* STATED GOAL *
Give all of the lines again exactly as they read.

* THE INPUT *
============
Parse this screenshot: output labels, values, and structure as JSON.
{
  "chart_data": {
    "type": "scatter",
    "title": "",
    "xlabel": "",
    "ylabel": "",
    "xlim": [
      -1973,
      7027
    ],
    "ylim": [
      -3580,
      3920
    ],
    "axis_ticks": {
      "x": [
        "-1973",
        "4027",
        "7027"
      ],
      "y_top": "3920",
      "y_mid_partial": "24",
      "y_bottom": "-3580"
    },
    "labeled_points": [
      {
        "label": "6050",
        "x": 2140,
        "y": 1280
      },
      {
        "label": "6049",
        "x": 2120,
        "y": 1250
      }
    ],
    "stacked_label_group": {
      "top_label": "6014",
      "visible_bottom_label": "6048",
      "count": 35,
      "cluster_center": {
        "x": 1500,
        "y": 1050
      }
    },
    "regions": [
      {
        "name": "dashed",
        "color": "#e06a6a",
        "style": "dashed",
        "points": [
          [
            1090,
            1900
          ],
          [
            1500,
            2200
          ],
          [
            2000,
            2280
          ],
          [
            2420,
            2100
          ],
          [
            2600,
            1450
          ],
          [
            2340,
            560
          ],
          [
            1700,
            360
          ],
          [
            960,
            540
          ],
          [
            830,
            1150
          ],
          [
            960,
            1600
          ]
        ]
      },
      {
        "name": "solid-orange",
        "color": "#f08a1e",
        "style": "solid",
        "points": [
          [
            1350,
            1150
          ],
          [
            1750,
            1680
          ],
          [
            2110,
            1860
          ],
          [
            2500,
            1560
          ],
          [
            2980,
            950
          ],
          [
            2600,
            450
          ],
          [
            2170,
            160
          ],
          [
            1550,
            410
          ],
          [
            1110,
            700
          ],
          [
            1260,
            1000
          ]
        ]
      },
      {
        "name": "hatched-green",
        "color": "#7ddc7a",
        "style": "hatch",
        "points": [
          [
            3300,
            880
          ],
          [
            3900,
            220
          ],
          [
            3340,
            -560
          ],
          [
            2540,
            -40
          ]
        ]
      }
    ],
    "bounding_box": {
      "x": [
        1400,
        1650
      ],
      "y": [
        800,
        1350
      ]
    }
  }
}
============
* REPLY TO THE EXERCISE *
Parse this screenshot: output labels, values, and structure as JSON.
{
  "chart_data": {
    "type": "scatter",
    "title": "",
    "xlabel": "",
    "ylabel": "",
    "xlim": [
      -1973,
      7027
    ],
    "ylim": [
      -3580,
      3920
    ],
    "axis_ticks": {
      "x": [
        "-1973",
        "4027",
        "7027"
      ],
      "y_top": "3920",
      "y_mid_partial": "24",
      "y_bottom": "-3580"
    },
    "labeled_points": [
      {
        "label": "6050",
        "x": 2140,
        "y": 1280
      },
      {
        "label": "6049",
        "x": 2120,
        "y": 1250
      }
    ],
    "stacked_label_group": {
      "top_label": "6014",
      "visible_bottom_label": "6048",
      "count": 35,
      "cluster_center": {
        "x": 1500,
        "y": 1050
      }
    },
    "regions": [
      {
        "name": "dashed",
        "color": "#e06a6a",
        "style": "dashed",
        "points": [
          [
            1090,
            1900
          ],
          [
            1500,
            2200
          ],
          [
            2000,
            2280
          ],
          [
            2420,
            2100
          ],
          [
            2600,
            1450
          ],
          [
            2340,
            560
          ],
          [
            1700,
            360
          ],
          [
            960,
            540
          ],
          [
            830,
            1150
          ],
          [
            960,
            1600
          ]
        ]
      },
      {
        "name": "solid-orange",
        "color": "#f08a1e",
        "style": "solid",
        "points": [
          [
            1350,
            1150
          ],
          [
            1750,
            1680
          ],
          [
            2110,
            1860
          ],
          [
            2500,
            1560
          ],
          [
            2980,
            950
          ],
          [
            2600,
            450
          ],
          [
            2170,
            160
          ],
          [
            1550,
            410
          ],
          [
            1110,
            700
          ],
          [
            1260,
            1000
          ]
        ]
      },
      {
        "name": "hatched-green",
        "color": "#7ddc7a",
        "style": "hatch",
        "points": [
          [
            3300,
            880
          ],
          [
            3900,
            220
          ],
          [
            3340,
            -560
          ],
          [
            2540,
            -40
          ]
        ]
      }
    ],
    "bounding_box": {
      "x": [
        1400,
        1650
      ],
      "y": [
        800,
        1350
      ]
    }
  }
}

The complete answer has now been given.